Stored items
_ _ _ _ _ _ _

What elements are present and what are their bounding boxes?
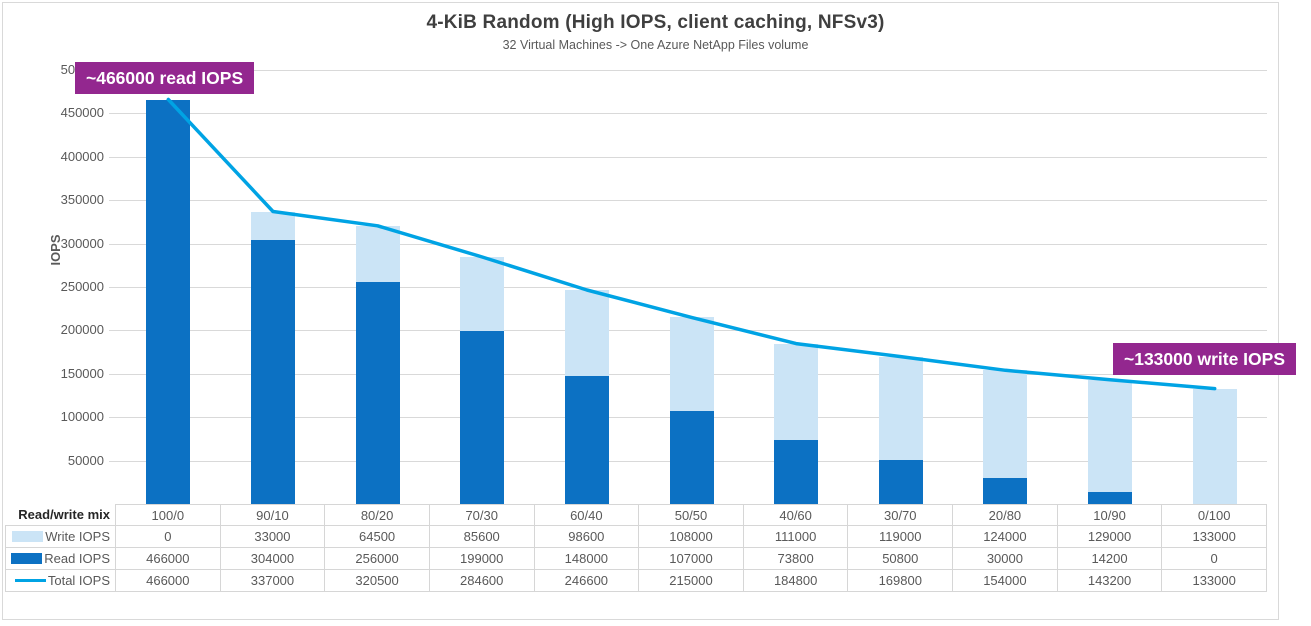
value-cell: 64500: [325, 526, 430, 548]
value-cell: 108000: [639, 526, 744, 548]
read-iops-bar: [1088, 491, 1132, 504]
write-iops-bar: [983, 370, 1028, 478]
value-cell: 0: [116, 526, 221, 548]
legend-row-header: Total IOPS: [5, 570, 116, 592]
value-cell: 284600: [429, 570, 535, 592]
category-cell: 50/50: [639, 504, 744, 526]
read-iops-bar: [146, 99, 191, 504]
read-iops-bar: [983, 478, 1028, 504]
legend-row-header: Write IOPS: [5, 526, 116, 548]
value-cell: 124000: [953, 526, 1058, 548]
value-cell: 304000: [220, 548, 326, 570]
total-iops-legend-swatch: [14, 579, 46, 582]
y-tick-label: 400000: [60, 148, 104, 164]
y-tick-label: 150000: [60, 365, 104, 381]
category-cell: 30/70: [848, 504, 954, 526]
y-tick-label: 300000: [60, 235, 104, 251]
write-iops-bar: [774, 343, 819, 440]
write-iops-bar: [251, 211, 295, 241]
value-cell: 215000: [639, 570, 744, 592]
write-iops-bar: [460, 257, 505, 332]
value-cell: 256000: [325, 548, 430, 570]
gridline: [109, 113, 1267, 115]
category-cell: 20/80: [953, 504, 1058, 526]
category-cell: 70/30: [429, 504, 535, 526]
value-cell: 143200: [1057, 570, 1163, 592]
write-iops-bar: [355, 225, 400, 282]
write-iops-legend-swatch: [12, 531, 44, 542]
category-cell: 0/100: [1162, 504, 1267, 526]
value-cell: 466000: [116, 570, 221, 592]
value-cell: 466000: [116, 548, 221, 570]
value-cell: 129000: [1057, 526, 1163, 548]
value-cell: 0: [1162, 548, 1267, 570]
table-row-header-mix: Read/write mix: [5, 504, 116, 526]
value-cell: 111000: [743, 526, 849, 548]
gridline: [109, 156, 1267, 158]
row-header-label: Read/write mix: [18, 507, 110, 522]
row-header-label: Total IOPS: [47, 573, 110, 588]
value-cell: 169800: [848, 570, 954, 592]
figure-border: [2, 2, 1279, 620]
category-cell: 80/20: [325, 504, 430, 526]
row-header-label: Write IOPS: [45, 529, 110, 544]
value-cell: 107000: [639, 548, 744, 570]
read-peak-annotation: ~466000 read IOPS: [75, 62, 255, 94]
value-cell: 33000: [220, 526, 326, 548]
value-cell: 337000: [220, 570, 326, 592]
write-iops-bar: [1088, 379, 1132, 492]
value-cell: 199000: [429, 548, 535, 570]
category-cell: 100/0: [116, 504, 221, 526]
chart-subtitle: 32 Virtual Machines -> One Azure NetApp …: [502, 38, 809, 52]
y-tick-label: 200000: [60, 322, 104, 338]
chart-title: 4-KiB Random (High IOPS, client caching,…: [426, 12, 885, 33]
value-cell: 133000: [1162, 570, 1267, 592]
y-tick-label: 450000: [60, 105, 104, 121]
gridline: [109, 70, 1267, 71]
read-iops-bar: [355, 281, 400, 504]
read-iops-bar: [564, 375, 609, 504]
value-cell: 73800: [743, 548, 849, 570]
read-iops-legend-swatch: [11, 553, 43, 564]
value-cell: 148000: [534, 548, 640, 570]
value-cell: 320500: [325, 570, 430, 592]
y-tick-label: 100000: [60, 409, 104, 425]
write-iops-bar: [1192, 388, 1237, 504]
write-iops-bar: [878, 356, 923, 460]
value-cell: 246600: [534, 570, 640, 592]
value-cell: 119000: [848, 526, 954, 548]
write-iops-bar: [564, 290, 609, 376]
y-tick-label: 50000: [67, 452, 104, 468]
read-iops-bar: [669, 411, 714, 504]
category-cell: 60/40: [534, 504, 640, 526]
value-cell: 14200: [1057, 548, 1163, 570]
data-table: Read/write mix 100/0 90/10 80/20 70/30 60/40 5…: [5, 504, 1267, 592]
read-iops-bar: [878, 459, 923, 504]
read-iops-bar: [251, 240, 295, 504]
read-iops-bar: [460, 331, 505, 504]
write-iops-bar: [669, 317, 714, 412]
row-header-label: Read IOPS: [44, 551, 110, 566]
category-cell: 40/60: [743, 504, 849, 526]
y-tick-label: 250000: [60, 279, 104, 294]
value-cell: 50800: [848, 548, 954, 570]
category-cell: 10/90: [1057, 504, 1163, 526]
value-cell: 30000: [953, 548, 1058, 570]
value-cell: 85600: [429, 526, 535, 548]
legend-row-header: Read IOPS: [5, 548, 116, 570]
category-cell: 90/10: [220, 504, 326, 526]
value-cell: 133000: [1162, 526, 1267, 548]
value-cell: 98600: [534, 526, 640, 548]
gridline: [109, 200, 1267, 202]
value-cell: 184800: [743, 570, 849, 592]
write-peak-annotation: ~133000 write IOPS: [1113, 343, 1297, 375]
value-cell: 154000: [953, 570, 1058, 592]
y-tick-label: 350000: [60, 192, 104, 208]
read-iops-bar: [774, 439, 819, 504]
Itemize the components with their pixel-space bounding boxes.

_ _ _ _ _ _ _

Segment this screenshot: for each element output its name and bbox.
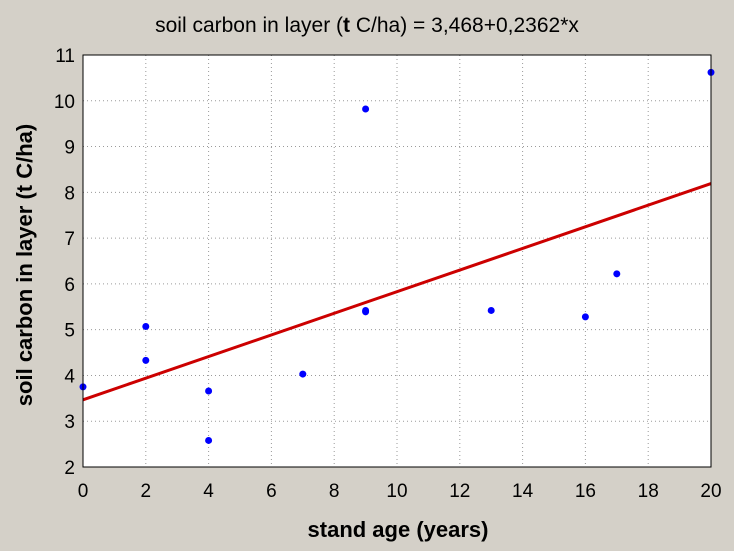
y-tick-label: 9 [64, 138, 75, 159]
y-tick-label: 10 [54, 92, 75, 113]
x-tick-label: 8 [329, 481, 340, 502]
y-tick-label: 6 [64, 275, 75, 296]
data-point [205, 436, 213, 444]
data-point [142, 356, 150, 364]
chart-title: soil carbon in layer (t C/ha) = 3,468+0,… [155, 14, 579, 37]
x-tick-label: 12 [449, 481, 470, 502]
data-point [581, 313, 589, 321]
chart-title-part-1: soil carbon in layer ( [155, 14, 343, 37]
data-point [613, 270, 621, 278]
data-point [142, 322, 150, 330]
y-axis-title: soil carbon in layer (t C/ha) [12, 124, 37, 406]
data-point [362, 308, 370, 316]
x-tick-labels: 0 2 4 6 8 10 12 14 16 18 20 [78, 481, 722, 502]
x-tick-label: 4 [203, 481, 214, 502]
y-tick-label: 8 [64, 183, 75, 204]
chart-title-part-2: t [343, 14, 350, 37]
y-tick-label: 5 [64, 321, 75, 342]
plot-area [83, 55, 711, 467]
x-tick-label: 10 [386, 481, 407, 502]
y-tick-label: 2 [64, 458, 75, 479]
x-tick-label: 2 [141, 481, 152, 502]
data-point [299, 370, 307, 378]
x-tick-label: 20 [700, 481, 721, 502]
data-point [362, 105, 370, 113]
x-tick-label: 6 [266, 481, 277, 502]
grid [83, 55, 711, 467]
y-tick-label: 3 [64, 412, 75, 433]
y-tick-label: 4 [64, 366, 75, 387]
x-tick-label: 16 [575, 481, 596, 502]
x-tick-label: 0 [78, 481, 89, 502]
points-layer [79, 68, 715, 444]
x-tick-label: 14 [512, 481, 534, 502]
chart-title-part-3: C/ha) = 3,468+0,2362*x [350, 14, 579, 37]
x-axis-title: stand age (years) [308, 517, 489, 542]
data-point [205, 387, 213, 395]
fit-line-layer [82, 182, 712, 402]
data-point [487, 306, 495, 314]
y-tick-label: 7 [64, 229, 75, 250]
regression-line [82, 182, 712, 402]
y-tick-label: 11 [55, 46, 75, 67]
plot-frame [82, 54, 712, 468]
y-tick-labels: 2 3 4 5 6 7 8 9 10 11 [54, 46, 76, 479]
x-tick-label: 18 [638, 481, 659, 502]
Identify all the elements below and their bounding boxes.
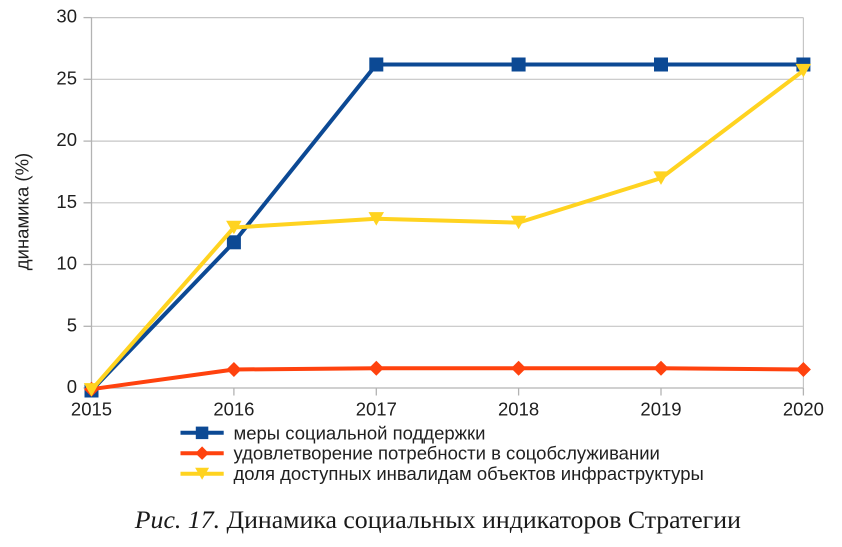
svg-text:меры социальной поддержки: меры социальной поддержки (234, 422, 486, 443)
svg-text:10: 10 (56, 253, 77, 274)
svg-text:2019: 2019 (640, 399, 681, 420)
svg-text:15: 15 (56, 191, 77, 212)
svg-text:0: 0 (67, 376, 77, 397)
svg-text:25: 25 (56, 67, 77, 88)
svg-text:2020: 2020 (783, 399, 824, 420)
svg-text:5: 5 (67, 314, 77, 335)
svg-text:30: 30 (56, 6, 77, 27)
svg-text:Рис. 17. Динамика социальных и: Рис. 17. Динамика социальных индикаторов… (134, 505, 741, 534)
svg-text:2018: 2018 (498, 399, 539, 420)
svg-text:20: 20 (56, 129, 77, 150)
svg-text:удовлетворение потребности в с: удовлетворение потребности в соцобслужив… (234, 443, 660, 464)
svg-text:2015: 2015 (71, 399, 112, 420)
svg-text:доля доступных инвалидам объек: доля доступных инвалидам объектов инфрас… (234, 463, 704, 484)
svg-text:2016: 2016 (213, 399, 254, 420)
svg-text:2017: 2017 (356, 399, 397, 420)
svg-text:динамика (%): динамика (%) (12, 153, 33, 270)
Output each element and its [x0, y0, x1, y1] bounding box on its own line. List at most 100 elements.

_ _ _ _ _ _ _

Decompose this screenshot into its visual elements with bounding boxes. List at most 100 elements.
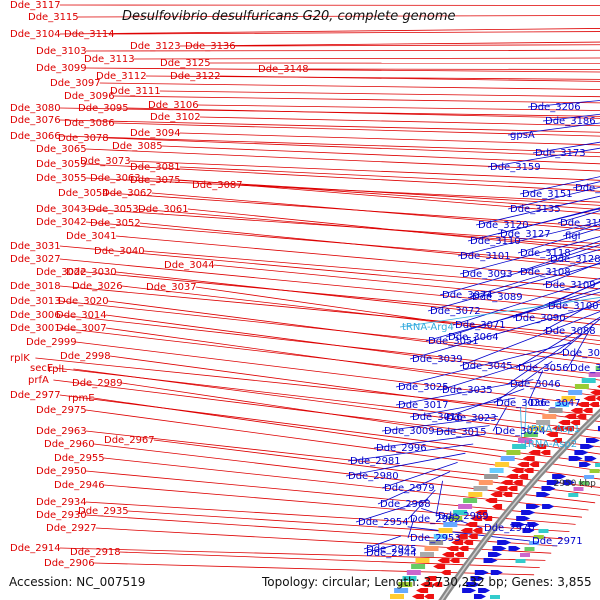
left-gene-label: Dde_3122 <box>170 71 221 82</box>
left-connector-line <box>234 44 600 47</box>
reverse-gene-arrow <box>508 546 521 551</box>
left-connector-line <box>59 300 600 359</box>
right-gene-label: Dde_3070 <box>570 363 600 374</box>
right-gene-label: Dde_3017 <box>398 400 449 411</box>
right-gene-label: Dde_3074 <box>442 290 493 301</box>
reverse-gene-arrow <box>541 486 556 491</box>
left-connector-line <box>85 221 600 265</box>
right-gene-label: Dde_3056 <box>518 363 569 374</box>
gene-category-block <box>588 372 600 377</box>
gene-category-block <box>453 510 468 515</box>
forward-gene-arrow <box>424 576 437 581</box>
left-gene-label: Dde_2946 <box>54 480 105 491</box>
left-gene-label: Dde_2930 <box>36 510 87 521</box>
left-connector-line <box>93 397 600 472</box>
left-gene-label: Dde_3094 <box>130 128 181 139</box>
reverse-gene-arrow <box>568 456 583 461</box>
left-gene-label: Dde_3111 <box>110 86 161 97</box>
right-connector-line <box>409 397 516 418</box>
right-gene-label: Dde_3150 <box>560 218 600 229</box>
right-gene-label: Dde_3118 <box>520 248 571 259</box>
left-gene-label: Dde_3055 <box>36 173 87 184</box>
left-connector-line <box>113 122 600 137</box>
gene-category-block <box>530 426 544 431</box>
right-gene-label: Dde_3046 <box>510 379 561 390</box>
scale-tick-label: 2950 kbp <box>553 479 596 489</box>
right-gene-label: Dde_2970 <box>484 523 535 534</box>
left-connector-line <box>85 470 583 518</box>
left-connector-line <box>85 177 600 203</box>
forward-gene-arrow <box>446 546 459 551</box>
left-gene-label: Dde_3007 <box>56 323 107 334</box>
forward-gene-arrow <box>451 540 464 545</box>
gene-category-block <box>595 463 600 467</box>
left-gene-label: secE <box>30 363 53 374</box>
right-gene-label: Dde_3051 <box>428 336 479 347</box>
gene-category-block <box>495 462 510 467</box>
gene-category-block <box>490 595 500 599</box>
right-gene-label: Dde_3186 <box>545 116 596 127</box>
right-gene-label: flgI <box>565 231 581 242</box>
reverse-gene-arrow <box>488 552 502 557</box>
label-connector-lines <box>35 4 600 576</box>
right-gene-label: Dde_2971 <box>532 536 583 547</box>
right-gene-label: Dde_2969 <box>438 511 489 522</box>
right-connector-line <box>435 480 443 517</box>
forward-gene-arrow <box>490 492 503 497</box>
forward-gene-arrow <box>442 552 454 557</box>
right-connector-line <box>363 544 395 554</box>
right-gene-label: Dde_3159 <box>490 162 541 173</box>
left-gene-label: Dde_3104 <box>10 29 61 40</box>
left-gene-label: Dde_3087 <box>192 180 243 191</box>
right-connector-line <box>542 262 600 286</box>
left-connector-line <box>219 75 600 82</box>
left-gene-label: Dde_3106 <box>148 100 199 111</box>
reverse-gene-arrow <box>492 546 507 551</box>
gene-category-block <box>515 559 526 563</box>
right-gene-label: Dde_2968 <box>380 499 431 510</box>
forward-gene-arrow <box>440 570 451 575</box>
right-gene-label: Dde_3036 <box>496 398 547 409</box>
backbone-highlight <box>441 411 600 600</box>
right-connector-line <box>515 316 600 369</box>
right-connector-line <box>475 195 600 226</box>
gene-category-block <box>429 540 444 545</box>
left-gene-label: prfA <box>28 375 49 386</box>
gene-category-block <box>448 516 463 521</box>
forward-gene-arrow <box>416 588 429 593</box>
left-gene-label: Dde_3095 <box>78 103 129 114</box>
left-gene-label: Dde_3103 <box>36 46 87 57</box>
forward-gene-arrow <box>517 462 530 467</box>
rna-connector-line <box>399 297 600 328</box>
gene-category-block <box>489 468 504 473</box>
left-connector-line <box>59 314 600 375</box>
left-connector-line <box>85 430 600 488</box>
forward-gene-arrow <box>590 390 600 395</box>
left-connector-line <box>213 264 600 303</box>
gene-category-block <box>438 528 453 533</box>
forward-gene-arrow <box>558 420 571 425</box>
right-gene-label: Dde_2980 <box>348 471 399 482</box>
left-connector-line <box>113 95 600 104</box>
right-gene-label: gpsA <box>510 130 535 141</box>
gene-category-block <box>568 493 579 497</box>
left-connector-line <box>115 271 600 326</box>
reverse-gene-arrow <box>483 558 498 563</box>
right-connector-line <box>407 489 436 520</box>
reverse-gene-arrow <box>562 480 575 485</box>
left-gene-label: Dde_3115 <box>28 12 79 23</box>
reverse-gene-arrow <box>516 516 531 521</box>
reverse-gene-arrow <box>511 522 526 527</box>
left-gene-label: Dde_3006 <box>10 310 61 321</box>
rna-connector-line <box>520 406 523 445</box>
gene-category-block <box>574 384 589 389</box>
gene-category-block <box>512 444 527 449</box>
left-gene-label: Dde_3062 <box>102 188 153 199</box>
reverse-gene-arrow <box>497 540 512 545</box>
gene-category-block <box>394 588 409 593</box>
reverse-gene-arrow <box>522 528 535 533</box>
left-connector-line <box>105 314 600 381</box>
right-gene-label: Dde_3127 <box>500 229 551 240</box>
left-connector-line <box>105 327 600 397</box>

_ _ _ _ _ _ _

__Task brief__. Tally the lines in the items above that contain the string "List", and give only the number.

__Solution__. 2